TASK REQUIREMENTS
Omit images. Retype all entries verbatim.

DATA FOR PROCESSING

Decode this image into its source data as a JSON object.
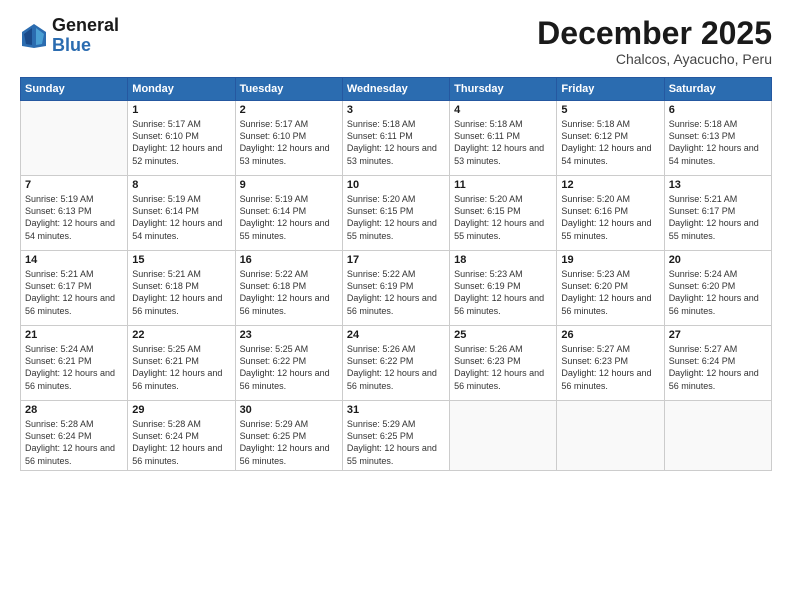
{
  "logo": {
    "line1": "General",
    "line2": "Blue"
  },
  "header": {
    "title": "December 2025",
    "subtitle": "Chalcos, Ayacucho, Peru"
  },
  "days_of_week": [
    "Sunday",
    "Monday",
    "Tuesday",
    "Wednesday",
    "Thursday",
    "Friday",
    "Saturday"
  ],
  "weeks": [
    [
      {
        "day": "",
        "info": ""
      },
      {
        "day": "1",
        "info": "Sunrise: 5:17 AM\nSunset: 6:10 PM\nDaylight: 12 hours\nand 52 minutes."
      },
      {
        "day": "2",
        "info": "Sunrise: 5:17 AM\nSunset: 6:10 PM\nDaylight: 12 hours\nand 53 minutes."
      },
      {
        "day": "3",
        "info": "Sunrise: 5:18 AM\nSunset: 6:11 PM\nDaylight: 12 hours\nand 53 minutes."
      },
      {
        "day": "4",
        "info": "Sunrise: 5:18 AM\nSunset: 6:11 PM\nDaylight: 12 hours\nand 53 minutes."
      },
      {
        "day": "5",
        "info": "Sunrise: 5:18 AM\nSunset: 6:12 PM\nDaylight: 12 hours\nand 54 minutes."
      },
      {
        "day": "6",
        "info": "Sunrise: 5:18 AM\nSunset: 6:13 PM\nDaylight: 12 hours\nand 54 minutes."
      }
    ],
    [
      {
        "day": "7",
        "info": "Sunrise: 5:19 AM\nSunset: 6:13 PM\nDaylight: 12 hours\nand 54 minutes."
      },
      {
        "day": "8",
        "info": "Sunrise: 5:19 AM\nSunset: 6:14 PM\nDaylight: 12 hours\nand 54 minutes."
      },
      {
        "day": "9",
        "info": "Sunrise: 5:19 AM\nSunset: 6:14 PM\nDaylight: 12 hours\nand 55 minutes."
      },
      {
        "day": "10",
        "info": "Sunrise: 5:20 AM\nSunset: 6:15 PM\nDaylight: 12 hours\nand 55 minutes."
      },
      {
        "day": "11",
        "info": "Sunrise: 5:20 AM\nSunset: 6:15 PM\nDaylight: 12 hours\nand 55 minutes."
      },
      {
        "day": "12",
        "info": "Sunrise: 5:20 AM\nSunset: 6:16 PM\nDaylight: 12 hours\nand 55 minutes."
      },
      {
        "day": "13",
        "info": "Sunrise: 5:21 AM\nSunset: 6:17 PM\nDaylight: 12 hours\nand 55 minutes."
      }
    ],
    [
      {
        "day": "14",
        "info": "Sunrise: 5:21 AM\nSunset: 6:17 PM\nDaylight: 12 hours\nand 56 minutes."
      },
      {
        "day": "15",
        "info": "Sunrise: 5:21 AM\nSunset: 6:18 PM\nDaylight: 12 hours\nand 56 minutes."
      },
      {
        "day": "16",
        "info": "Sunrise: 5:22 AM\nSunset: 6:18 PM\nDaylight: 12 hours\nand 56 minutes."
      },
      {
        "day": "17",
        "info": "Sunrise: 5:22 AM\nSunset: 6:19 PM\nDaylight: 12 hours\nand 56 minutes."
      },
      {
        "day": "18",
        "info": "Sunrise: 5:23 AM\nSunset: 6:19 PM\nDaylight: 12 hours\nand 56 minutes."
      },
      {
        "day": "19",
        "info": "Sunrise: 5:23 AM\nSunset: 6:20 PM\nDaylight: 12 hours\nand 56 minutes."
      },
      {
        "day": "20",
        "info": "Sunrise: 5:24 AM\nSunset: 6:20 PM\nDaylight: 12 hours\nand 56 minutes."
      }
    ],
    [
      {
        "day": "21",
        "info": "Sunrise: 5:24 AM\nSunset: 6:21 PM\nDaylight: 12 hours\nand 56 minutes."
      },
      {
        "day": "22",
        "info": "Sunrise: 5:25 AM\nSunset: 6:21 PM\nDaylight: 12 hours\nand 56 minutes."
      },
      {
        "day": "23",
        "info": "Sunrise: 5:25 AM\nSunset: 6:22 PM\nDaylight: 12 hours\nand 56 minutes."
      },
      {
        "day": "24",
        "info": "Sunrise: 5:26 AM\nSunset: 6:22 PM\nDaylight: 12 hours\nand 56 minutes."
      },
      {
        "day": "25",
        "info": "Sunrise: 5:26 AM\nSunset: 6:23 PM\nDaylight: 12 hours\nand 56 minutes."
      },
      {
        "day": "26",
        "info": "Sunrise: 5:27 AM\nSunset: 6:23 PM\nDaylight: 12 hours\nand 56 minutes."
      },
      {
        "day": "27",
        "info": "Sunrise: 5:27 AM\nSunset: 6:24 PM\nDaylight: 12 hours\nand 56 minutes."
      }
    ],
    [
      {
        "day": "28",
        "info": "Sunrise: 5:28 AM\nSunset: 6:24 PM\nDaylight: 12 hours\nand 56 minutes."
      },
      {
        "day": "29",
        "info": "Sunrise: 5:28 AM\nSunset: 6:24 PM\nDaylight: 12 hours\nand 56 minutes."
      },
      {
        "day": "30",
        "info": "Sunrise: 5:29 AM\nSunset: 6:25 PM\nDaylight: 12 hours\nand 56 minutes."
      },
      {
        "day": "31",
        "info": "Sunrise: 5:29 AM\nSunset: 6:25 PM\nDaylight: 12 hours\nand 55 minutes."
      },
      {
        "day": "",
        "info": ""
      },
      {
        "day": "",
        "info": ""
      },
      {
        "day": "",
        "info": ""
      }
    ]
  ]
}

ANSWER TO THE TASK
Decode this image into its source data as a JSON object.
{
  "logo": {
    "line1": "General",
    "line2": "Blue"
  },
  "header": {
    "title": "December 2025",
    "subtitle": "Chalcos, Ayacucho, Peru"
  },
  "days_of_week": [
    "Sunday",
    "Monday",
    "Tuesday",
    "Wednesday",
    "Thursday",
    "Friday",
    "Saturday"
  ],
  "weeks": [
    [
      {
        "day": "",
        "info": ""
      },
      {
        "day": "1",
        "info": "Sunrise: 5:17 AM\nSunset: 6:10 PM\nDaylight: 12 hours\nand 52 minutes."
      },
      {
        "day": "2",
        "info": "Sunrise: 5:17 AM\nSunset: 6:10 PM\nDaylight: 12 hours\nand 53 minutes."
      },
      {
        "day": "3",
        "info": "Sunrise: 5:18 AM\nSunset: 6:11 PM\nDaylight: 12 hours\nand 53 minutes."
      },
      {
        "day": "4",
        "info": "Sunrise: 5:18 AM\nSunset: 6:11 PM\nDaylight: 12 hours\nand 53 minutes."
      },
      {
        "day": "5",
        "info": "Sunrise: 5:18 AM\nSunset: 6:12 PM\nDaylight: 12 hours\nand 54 minutes."
      },
      {
        "day": "6",
        "info": "Sunrise: 5:18 AM\nSunset: 6:13 PM\nDaylight: 12 hours\nand 54 minutes."
      }
    ],
    [
      {
        "day": "7",
        "info": "Sunrise: 5:19 AM\nSunset: 6:13 PM\nDaylight: 12 hours\nand 54 minutes."
      },
      {
        "day": "8",
        "info": "Sunrise: 5:19 AM\nSunset: 6:14 PM\nDaylight: 12 hours\nand 54 minutes."
      },
      {
        "day": "9",
        "info": "Sunrise: 5:19 AM\nSunset: 6:14 PM\nDaylight: 12 hours\nand 55 minutes."
      },
      {
        "day": "10",
        "info": "Sunrise: 5:20 AM\nSunset: 6:15 PM\nDaylight: 12 hours\nand 55 minutes."
      },
      {
        "day": "11",
        "info": "Sunrise: 5:20 AM\nSunset: 6:15 PM\nDaylight: 12 hours\nand 55 minutes."
      },
      {
        "day": "12",
        "info": "Sunrise: 5:20 AM\nSunset: 6:16 PM\nDaylight: 12 hours\nand 55 minutes."
      },
      {
        "day": "13",
        "info": "Sunrise: 5:21 AM\nSunset: 6:17 PM\nDaylight: 12 hours\nand 55 minutes."
      }
    ],
    [
      {
        "day": "14",
        "info": "Sunrise: 5:21 AM\nSunset: 6:17 PM\nDaylight: 12 hours\nand 56 minutes."
      },
      {
        "day": "15",
        "info": "Sunrise: 5:21 AM\nSunset: 6:18 PM\nDaylight: 12 hours\nand 56 minutes."
      },
      {
        "day": "16",
        "info": "Sunrise: 5:22 AM\nSunset: 6:18 PM\nDaylight: 12 hours\nand 56 minutes."
      },
      {
        "day": "17",
        "info": "Sunrise: 5:22 AM\nSunset: 6:19 PM\nDaylight: 12 hours\nand 56 minutes."
      },
      {
        "day": "18",
        "info": "Sunrise: 5:23 AM\nSunset: 6:19 PM\nDaylight: 12 hours\nand 56 minutes."
      },
      {
        "day": "19",
        "info": "Sunrise: 5:23 AM\nSunset: 6:20 PM\nDaylight: 12 hours\nand 56 minutes."
      },
      {
        "day": "20",
        "info": "Sunrise: 5:24 AM\nSunset: 6:20 PM\nDaylight: 12 hours\nand 56 minutes."
      }
    ],
    [
      {
        "day": "21",
        "info": "Sunrise: 5:24 AM\nSunset: 6:21 PM\nDaylight: 12 hours\nand 56 minutes."
      },
      {
        "day": "22",
        "info": "Sunrise: 5:25 AM\nSunset: 6:21 PM\nDaylight: 12 hours\nand 56 minutes."
      },
      {
        "day": "23",
        "info": "Sunrise: 5:25 AM\nSunset: 6:22 PM\nDaylight: 12 hours\nand 56 minutes."
      },
      {
        "day": "24",
        "info": "Sunrise: 5:26 AM\nSunset: 6:22 PM\nDaylight: 12 hours\nand 56 minutes."
      },
      {
        "day": "25",
        "info": "Sunrise: 5:26 AM\nSunset: 6:23 PM\nDaylight: 12 hours\nand 56 minutes."
      },
      {
        "day": "26",
        "info": "Sunrise: 5:27 AM\nSunset: 6:23 PM\nDaylight: 12 hours\nand 56 minutes."
      },
      {
        "day": "27",
        "info": "Sunrise: 5:27 AM\nSunset: 6:24 PM\nDaylight: 12 hours\nand 56 minutes."
      }
    ],
    [
      {
        "day": "28",
        "info": "Sunrise: 5:28 AM\nSunset: 6:24 PM\nDaylight: 12 hours\nand 56 minutes."
      },
      {
        "day": "29",
        "info": "Sunrise: 5:28 AM\nSunset: 6:24 PM\nDaylight: 12 hours\nand 56 minutes."
      },
      {
        "day": "30",
        "info": "Sunrise: 5:29 AM\nSunset: 6:25 PM\nDaylight: 12 hours\nand 56 minutes."
      },
      {
        "day": "31",
        "info": "Sunrise: 5:29 AM\nSunset: 6:25 PM\nDaylight: 12 hours\nand 55 minutes."
      },
      {
        "day": "",
        "info": ""
      },
      {
        "day": "",
        "info": ""
      },
      {
        "day": "",
        "info": ""
      }
    ]
  ]
}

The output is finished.